Problem description: Copy out all lines carrying the word "this".

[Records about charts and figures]

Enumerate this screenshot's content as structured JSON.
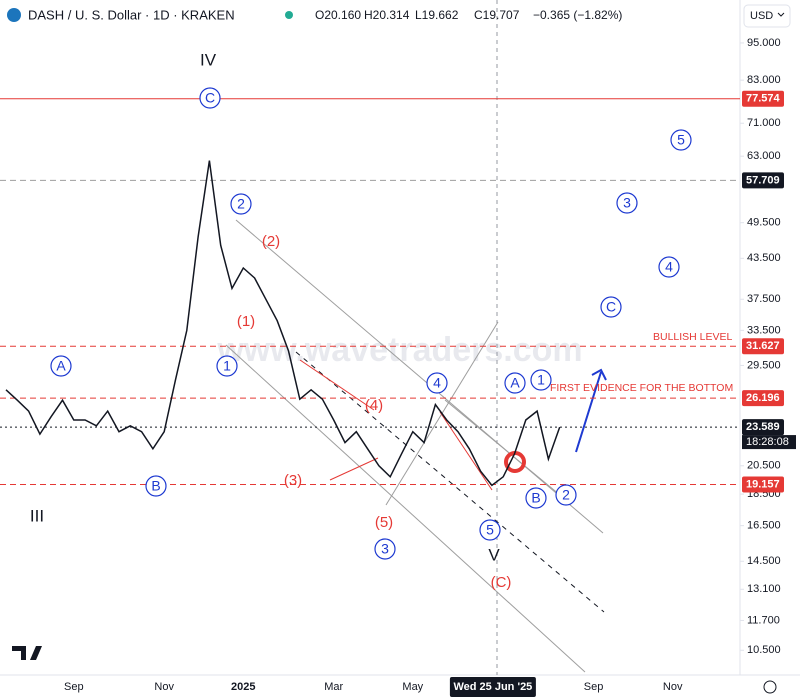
{
  "chart_data": {
    "type": "line",
    "header": {
      "symbol": "DASH / U. S. Dollar · 1D · KRAKEN",
      "ohlc": [
        "O20.160",
        "H20.314",
        "L19.662",
        "C19.707",
        "−0.365 (−1.82%)"
      ],
      "currency": "USD"
    },
    "watermark": "www.wavetraders.com",
    "categories": [
      null,
      null,
      null,
      null,
      null,
      null,
      "Sep",
      null,
      null,
      null,
      null,
      null,
      null,
      null,
      "Nov",
      null,
      null,
      null,
      null,
      null,
      null,
      "2025",
      null,
      null,
      null,
      null,
      null,
      null,
      null,
      "Mar",
      null,
      null,
      null,
      null,
      null,
      null,
      "May",
      null,
      null,
      null,
      null,
      null,
      null,
      "Wed 25 Jun '25",
      null,
      null,
      null,
      null,
      null,
      null,
      null,
      null,
      "Sep",
      null,
      null,
      null,
      null,
      null,
      null,
      "Nov",
      null,
      null,
      null,
      null
    ],
    "values": [
      27,
      26,
      25,
      23,
      24.5,
      26,
      24.2,
      24.2,
      23.7,
      25,
      23.2,
      23.7,
      23.2,
      21.8,
      23.2,
      28,
      33.5,
      47,
      62,
      45.6,
      39,
      42,
      40.5,
      37.5,
      34.7,
      31.1,
      26.1,
      27,
      26.1,
      24.2,
      22.3,
      23.2,
      21.8,
      20.5,
      19.7,
      21.4,
      23.2,
      22.3,
      25.6,
      24.2,
      23.2,
      21.8,
      20.1,
      19.1,
      19.7,
      21.4,
      24.2,
      25,
      21,
      23.589,
      null,
      null,
      null,
      null,
      null,
      null,
      null,
      null,
      null,
      null,
      null,
      null,
      null,
      null
    ],
    "color": "#131722",
    "log_scale": true,
    "ylim": [
      9.6,
      111
    ],
    "yticks": [
      {
        "value": 95,
        "label": "95.000"
      },
      {
        "value": 83,
        "label": "83.000"
      },
      {
        "value": 71,
        "label": "71.000"
      },
      {
        "value": 63,
        "label": "63.000"
      },
      {
        "value": 49.5,
        "label": "49.500"
      },
      {
        "value": 43.5,
        "label": "43.500"
      },
      {
        "value": 37.5,
        "label": "37.500"
      },
      {
        "value": 33.5,
        "label": "33.500"
      },
      {
        "value": 29.5,
        "label": "29.500"
      },
      {
        "value": 20.5,
        "label": "20.500"
      },
      {
        "value": 18.5,
        "label": "18.500"
      },
      {
        "value": 16.5,
        "label": "16.500"
      },
      {
        "value": 14.5,
        "label": "14.500"
      },
      {
        "value": 13.1,
        "label": "13.100"
      },
      {
        "value": 11.7,
        "label": "11.700"
      },
      {
        "value": 10.5,
        "label": "10.500"
      }
    ],
    "levels": [
      {
        "value": 77.574,
        "color": "#e53935",
        "dash": "solid"
      },
      {
        "value": 57.709,
        "color": "#9e9e9e",
        "dash": "dashed",
        "label_color": "#131722"
      },
      {
        "value": 31.627,
        "color": "#e53935",
        "dash": "dashed"
      },
      {
        "value": 26.196,
        "color": "#e53935",
        "dash": "dashed"
      },
      {
        "value": 23.589,
        "color": "#131722",
        "dash": "dotted",
        "label_color": "#131722"
      },
      {
        "value": 19.157,
        "color": "#e53935",
        "dash": "dashed"
      }
    ],
    "countdown": "18:28:08",
    "annotations": [
      "BULLISH LEVEL",
      "FIRST EVIDENCE FOR THE BOTTOM"
    ],
    "wave_labels_circled": [
      "A",
      "B",
      "C",
      "1",
      "2",
      "3",
      "4",
      "5",
      "A",
      "1",
      "B",
      "2",
      "C",
      "4",
      "3",
      "5"
    ],
    "wave_labels_red": [
      "(1)",
      "(2)",
      "(3)",
      "(4)",
      "(5)",
      "(C)"
    ],
    "wave_labels_roman": [
      "IV",
      "III",
      "V"
    ]
  }
}
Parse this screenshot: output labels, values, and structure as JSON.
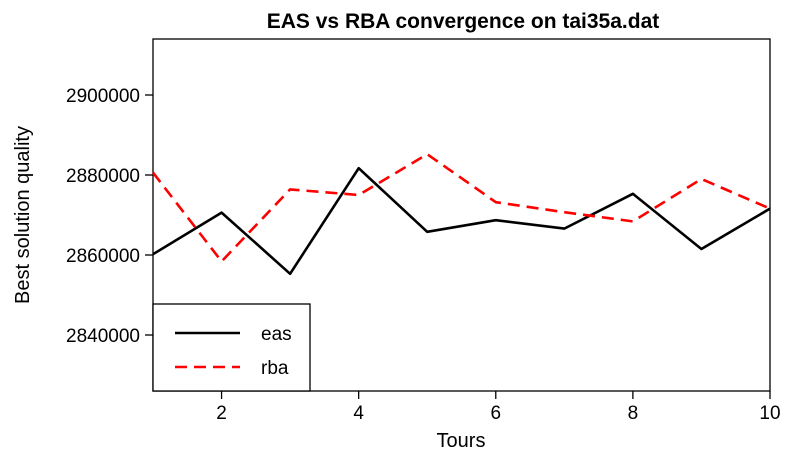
{
  "chart_data": {
    "type": "line",
    "title": "EAS vs RBA convergence on tai35a.dat",
    "xlabel": "Tours",
    "ylabel": "Best solution quality",
    "xlim": [
      1,
      10
    ],
    "ylim": [
      2826000,
      2914000
    ],
    "xticks": [
      2,
      4,
      6,
      8,
      10
    ],
    "yticks": [
      2840000,
      2860000,
      2880000,
      2900000
    ],
    "x": [
      1,
      2,
      3,
      4,
      5,
      6,
      7,
      8,
      9,
      10
    ],
    "series": [
      {
        "name": "eas",
        "color": "#000000",
        "dash": "solid",
        "values": [
          2860200,
          2870600,
          2855300,
          2881700,
          2865800,
          2868700,
          2866600,
          2875300,
          2861500,
          2871600
        ]
      },
      {
        "name": "rba",
        "color": "#ff0000",
        "dash": "dashed",
        "values": [
          2880600,
          2858400,
          2876400,
          2875000,
          2885200,
          2873200,
          2870700,
          2868400,
          2879000,
          2871600
        ]
      }
    ],
    "grid": false,
    "legend_position": "bottom-left"
  }
}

Task result:
Enumerate this screenshot's content as structured JSON.
Parse this screenshot: output labels, values, and structure as JSON.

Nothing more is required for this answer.